==== Given information

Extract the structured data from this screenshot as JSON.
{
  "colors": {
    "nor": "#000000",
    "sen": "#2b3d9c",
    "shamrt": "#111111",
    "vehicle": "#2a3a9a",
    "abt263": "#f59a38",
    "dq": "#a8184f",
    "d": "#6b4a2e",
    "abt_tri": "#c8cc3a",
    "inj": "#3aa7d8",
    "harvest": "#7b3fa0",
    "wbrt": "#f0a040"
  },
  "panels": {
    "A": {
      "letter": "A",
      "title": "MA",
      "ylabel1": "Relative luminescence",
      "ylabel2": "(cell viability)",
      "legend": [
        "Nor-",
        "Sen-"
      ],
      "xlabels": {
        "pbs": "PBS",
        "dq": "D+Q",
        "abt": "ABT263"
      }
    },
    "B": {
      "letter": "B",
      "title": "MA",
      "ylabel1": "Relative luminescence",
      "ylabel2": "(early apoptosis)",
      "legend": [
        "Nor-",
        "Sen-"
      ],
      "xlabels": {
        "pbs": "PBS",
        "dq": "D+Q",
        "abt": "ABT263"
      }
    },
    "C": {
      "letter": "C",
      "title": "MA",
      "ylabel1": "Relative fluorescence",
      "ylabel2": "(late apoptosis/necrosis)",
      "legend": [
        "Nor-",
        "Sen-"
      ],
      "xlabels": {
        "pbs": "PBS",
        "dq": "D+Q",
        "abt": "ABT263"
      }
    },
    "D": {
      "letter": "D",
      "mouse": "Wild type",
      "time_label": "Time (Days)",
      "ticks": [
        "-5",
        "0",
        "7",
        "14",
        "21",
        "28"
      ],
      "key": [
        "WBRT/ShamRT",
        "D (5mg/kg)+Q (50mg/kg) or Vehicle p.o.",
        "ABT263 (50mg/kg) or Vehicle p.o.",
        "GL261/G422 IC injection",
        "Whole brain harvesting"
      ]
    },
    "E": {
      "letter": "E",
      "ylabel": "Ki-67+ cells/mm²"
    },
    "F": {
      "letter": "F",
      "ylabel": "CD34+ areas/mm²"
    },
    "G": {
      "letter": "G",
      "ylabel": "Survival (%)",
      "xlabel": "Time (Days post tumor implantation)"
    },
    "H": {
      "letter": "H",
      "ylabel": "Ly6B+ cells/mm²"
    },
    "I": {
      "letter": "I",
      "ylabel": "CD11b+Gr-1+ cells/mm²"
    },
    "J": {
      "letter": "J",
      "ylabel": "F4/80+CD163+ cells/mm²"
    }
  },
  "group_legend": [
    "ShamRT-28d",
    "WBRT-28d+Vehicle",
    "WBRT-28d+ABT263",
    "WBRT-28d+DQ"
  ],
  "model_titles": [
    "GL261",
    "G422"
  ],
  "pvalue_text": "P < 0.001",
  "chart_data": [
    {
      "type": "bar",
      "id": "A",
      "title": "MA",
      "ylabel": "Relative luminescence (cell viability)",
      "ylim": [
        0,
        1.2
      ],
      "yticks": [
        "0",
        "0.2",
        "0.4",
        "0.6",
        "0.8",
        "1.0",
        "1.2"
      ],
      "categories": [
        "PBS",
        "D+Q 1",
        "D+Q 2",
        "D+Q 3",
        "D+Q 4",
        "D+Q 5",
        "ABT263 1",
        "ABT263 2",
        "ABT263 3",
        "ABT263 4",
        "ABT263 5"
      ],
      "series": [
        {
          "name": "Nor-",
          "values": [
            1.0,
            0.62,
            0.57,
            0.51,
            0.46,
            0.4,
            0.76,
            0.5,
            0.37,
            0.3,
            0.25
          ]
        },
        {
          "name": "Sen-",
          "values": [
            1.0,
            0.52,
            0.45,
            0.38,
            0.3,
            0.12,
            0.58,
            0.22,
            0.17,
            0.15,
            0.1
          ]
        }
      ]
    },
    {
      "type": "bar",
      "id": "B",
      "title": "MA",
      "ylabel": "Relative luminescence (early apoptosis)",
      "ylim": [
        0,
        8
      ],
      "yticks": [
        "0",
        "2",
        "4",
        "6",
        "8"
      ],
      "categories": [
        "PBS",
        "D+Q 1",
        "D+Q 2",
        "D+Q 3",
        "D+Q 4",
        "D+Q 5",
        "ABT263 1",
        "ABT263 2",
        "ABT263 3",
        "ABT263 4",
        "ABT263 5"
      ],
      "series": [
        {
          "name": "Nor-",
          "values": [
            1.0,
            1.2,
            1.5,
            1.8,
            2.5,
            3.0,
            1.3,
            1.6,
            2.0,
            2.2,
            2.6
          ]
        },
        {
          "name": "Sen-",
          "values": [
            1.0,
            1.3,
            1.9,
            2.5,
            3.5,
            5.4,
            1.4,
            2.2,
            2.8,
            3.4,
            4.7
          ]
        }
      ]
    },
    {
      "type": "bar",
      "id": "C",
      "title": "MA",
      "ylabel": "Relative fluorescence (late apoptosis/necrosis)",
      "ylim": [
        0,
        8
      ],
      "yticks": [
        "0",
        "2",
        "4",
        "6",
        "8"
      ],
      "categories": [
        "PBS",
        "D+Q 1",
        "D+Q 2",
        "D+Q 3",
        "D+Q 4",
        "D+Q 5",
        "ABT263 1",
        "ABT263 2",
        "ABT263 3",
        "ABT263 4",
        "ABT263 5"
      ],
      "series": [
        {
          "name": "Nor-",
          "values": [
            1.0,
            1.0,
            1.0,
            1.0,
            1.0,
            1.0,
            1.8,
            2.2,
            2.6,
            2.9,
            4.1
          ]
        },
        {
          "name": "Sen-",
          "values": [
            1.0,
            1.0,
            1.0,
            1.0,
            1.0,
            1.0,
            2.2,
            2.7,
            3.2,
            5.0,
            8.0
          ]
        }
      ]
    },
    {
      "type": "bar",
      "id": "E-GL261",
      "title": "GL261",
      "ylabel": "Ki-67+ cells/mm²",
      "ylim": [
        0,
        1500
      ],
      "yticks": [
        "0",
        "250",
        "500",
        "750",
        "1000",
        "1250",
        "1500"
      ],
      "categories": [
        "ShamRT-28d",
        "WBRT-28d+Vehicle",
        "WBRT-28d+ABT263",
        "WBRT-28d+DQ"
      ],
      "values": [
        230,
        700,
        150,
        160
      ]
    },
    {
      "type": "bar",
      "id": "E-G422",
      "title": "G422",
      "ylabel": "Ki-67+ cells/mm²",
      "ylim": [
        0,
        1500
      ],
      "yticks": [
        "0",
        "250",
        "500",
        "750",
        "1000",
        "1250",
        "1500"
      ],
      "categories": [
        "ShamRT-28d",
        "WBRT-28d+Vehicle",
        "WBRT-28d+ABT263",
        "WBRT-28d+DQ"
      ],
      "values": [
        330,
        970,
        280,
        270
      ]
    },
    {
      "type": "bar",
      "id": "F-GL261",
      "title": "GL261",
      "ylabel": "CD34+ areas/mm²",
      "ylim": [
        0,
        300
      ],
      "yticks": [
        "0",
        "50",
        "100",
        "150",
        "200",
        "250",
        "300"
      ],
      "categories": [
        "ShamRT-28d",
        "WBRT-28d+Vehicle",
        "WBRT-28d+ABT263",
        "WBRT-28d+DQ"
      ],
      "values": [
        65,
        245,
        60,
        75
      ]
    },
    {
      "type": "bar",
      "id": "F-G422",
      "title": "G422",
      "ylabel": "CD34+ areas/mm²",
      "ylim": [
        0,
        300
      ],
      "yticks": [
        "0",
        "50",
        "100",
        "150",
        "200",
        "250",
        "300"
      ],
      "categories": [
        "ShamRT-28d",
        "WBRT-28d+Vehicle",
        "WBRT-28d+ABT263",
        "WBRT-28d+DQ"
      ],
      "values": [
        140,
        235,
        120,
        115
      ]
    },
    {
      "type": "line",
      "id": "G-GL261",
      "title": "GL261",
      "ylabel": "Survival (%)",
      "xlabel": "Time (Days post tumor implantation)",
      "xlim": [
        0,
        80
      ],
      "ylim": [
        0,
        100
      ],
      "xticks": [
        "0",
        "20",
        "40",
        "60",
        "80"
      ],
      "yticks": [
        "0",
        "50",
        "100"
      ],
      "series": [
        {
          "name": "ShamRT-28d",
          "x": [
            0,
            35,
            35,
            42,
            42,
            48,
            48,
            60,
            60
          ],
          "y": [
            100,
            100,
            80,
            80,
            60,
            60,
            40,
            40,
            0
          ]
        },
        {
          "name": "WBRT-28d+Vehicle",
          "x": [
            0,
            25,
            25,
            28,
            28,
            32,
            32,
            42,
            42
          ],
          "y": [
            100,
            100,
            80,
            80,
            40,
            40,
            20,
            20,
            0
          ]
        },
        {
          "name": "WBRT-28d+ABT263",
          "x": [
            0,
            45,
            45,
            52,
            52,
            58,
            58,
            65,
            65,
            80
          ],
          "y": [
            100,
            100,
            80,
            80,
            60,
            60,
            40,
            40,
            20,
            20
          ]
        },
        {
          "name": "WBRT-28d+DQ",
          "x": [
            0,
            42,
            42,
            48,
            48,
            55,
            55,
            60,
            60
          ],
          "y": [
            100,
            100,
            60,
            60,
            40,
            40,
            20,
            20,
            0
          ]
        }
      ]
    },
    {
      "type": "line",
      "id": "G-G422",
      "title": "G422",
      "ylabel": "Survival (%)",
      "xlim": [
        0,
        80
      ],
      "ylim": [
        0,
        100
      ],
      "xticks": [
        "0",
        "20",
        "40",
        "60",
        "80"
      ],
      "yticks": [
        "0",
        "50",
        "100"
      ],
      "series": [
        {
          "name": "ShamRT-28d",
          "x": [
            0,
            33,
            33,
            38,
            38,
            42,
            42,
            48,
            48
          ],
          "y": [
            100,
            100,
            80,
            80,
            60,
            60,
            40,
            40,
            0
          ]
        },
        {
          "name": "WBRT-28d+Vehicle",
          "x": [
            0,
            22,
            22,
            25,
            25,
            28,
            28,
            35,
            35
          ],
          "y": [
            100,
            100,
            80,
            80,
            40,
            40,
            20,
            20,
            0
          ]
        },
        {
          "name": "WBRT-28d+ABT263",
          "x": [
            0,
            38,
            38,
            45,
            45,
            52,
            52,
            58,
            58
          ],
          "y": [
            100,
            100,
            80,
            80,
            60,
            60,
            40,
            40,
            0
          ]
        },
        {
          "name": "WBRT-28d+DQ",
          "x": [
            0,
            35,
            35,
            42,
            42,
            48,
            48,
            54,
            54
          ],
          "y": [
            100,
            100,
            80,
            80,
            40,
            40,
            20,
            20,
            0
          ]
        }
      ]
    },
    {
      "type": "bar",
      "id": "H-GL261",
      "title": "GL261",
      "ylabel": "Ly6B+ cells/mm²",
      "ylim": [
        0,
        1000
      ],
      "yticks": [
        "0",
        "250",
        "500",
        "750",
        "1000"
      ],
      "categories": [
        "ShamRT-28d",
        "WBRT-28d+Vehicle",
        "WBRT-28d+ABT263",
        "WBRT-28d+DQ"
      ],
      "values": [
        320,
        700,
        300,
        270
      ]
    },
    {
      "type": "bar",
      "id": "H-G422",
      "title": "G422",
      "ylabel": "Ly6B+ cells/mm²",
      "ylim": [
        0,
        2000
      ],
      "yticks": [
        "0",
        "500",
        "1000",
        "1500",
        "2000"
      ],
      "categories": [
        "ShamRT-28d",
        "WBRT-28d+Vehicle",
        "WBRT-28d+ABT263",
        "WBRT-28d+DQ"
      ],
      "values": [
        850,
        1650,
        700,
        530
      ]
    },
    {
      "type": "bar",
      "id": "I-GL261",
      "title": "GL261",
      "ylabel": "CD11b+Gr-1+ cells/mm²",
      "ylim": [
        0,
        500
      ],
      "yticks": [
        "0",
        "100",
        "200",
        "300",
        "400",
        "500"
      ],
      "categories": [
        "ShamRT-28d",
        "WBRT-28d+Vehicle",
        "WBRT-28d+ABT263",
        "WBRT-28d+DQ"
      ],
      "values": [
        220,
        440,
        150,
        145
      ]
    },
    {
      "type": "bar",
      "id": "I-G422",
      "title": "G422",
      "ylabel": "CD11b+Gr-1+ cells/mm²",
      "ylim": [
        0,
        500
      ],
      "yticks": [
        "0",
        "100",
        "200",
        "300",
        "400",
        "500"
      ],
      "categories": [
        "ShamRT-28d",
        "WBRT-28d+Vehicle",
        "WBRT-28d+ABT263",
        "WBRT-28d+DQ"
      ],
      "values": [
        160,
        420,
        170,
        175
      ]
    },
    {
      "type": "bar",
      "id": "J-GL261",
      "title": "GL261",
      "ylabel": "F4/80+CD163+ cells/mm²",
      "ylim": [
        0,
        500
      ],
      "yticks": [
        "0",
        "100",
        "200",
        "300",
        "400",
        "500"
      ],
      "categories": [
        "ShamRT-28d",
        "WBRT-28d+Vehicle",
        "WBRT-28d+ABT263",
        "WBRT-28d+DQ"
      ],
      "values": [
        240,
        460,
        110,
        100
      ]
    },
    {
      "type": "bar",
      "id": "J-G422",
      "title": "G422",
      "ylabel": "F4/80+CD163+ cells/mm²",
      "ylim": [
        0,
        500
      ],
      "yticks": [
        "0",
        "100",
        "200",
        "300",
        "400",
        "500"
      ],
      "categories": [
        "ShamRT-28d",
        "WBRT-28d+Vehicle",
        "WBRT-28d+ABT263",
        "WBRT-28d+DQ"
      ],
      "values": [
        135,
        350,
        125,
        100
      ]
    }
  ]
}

========
==== Given information

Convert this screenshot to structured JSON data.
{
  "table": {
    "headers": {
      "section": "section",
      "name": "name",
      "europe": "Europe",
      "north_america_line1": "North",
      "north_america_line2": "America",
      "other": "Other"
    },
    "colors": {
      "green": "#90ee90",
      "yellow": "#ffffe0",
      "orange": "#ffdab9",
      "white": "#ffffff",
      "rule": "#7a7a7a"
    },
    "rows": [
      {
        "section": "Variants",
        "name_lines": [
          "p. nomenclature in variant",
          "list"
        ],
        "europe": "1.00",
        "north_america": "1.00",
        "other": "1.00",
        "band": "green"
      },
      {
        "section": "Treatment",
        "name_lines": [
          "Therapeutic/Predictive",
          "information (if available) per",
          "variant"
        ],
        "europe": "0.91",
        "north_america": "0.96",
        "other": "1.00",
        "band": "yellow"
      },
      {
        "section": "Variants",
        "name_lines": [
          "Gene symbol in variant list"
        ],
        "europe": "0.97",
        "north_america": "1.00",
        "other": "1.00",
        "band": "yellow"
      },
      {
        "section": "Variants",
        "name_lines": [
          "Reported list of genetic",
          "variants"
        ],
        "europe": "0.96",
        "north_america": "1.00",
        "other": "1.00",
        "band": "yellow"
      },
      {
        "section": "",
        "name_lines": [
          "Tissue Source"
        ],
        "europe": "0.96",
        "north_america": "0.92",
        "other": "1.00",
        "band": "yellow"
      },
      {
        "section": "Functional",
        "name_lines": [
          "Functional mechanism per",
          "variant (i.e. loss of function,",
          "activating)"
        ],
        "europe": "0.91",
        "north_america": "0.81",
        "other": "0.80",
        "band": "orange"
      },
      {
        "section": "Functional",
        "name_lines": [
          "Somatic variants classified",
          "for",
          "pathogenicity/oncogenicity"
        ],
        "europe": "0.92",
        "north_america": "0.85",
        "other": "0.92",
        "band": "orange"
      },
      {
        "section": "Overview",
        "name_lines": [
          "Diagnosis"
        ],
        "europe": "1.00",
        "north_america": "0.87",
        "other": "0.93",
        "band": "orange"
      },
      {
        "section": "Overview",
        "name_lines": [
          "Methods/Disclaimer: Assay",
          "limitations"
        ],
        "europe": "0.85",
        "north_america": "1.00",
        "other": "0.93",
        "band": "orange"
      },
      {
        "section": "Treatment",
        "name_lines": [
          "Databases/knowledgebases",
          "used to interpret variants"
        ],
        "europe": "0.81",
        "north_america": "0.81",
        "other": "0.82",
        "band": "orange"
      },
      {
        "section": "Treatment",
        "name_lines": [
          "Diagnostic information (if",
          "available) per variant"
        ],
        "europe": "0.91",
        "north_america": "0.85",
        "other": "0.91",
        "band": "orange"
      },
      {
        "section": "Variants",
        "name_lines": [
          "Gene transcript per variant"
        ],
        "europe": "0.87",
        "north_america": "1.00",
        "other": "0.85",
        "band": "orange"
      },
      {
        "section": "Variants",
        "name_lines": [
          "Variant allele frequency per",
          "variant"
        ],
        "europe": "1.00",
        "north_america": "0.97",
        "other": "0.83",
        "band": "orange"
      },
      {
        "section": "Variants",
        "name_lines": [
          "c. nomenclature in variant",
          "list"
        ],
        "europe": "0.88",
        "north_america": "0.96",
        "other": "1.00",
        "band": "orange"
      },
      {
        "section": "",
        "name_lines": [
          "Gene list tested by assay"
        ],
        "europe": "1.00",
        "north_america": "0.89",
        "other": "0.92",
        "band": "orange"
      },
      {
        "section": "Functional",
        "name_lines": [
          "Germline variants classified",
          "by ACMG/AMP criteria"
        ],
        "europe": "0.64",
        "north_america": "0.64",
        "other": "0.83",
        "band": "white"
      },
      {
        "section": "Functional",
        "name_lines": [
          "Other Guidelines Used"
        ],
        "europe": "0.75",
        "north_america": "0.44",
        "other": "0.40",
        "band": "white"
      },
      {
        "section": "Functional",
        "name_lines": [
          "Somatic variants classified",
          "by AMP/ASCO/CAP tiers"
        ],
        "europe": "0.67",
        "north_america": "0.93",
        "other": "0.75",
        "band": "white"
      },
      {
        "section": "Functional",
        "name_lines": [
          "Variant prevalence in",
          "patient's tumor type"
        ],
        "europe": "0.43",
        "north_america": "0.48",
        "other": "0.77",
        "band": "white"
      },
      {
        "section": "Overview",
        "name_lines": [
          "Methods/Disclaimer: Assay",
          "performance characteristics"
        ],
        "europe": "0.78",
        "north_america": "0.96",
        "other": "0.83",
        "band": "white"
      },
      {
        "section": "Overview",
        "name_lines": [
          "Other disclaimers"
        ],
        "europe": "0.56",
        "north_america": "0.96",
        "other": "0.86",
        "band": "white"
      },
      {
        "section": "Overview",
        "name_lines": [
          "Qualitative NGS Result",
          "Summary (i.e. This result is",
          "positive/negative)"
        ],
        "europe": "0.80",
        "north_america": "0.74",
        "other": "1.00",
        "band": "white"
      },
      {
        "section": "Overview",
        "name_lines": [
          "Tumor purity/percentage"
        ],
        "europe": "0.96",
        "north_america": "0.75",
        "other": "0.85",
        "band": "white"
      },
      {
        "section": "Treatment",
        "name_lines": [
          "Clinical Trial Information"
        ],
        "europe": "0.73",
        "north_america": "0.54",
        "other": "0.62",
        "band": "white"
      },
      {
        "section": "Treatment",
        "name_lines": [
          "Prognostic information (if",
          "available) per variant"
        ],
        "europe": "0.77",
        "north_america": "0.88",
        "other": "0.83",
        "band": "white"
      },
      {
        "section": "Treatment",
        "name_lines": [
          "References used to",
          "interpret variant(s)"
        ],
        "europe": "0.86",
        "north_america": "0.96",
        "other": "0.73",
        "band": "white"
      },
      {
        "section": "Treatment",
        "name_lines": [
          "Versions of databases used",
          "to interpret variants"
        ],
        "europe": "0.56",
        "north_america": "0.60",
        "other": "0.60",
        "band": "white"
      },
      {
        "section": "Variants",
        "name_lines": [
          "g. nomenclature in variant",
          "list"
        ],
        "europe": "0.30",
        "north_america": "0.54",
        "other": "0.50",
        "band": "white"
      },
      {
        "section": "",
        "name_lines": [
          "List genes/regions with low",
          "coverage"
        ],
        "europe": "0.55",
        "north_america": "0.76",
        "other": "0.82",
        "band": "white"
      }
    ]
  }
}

========
==== Given information

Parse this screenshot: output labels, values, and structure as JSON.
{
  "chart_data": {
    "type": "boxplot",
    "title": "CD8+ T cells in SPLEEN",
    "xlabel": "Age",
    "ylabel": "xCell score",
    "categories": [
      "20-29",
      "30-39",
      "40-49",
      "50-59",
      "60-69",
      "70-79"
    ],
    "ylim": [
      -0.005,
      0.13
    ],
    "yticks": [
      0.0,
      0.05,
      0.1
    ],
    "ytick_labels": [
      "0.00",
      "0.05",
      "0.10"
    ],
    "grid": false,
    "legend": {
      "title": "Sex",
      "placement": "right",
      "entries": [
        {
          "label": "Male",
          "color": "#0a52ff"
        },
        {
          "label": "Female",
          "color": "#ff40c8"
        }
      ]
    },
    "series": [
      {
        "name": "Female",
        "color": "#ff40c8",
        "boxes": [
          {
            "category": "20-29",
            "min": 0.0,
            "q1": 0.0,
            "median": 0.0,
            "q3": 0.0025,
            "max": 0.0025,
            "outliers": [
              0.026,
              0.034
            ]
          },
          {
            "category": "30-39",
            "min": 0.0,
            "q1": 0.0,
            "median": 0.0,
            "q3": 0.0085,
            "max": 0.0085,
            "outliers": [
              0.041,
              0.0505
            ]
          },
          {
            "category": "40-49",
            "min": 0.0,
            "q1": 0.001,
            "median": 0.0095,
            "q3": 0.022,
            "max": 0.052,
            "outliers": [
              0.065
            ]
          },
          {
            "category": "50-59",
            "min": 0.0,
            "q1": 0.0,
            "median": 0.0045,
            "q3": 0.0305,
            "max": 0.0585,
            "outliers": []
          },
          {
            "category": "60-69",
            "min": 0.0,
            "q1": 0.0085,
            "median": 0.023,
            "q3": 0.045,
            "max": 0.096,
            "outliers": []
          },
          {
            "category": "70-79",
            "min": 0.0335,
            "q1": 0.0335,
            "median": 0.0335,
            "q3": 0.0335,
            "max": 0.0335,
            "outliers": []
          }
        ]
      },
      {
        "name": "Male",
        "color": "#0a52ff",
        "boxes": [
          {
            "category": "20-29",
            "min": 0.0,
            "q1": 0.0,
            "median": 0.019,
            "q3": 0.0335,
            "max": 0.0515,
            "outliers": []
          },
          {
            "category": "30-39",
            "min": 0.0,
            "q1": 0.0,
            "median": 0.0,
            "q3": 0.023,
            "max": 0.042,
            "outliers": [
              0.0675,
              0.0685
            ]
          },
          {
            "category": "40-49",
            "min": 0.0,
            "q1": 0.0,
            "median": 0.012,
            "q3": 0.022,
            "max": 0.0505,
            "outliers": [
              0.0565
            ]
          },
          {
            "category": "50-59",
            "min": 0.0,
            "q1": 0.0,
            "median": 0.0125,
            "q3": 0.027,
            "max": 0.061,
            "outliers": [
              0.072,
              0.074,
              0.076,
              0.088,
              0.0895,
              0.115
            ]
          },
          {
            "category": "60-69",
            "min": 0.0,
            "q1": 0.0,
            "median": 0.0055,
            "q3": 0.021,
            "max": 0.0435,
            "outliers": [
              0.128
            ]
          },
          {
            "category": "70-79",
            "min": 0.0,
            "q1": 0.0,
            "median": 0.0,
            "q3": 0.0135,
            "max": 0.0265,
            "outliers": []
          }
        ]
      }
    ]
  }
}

========

■ **Your goal**
Working through the data above, find every line holding "implantation" and copy it.

■ **Task output**
      "xlabel": "Time (Days post tumor implantation)"
      "xlabel": "Time (Days post tumor implantation)",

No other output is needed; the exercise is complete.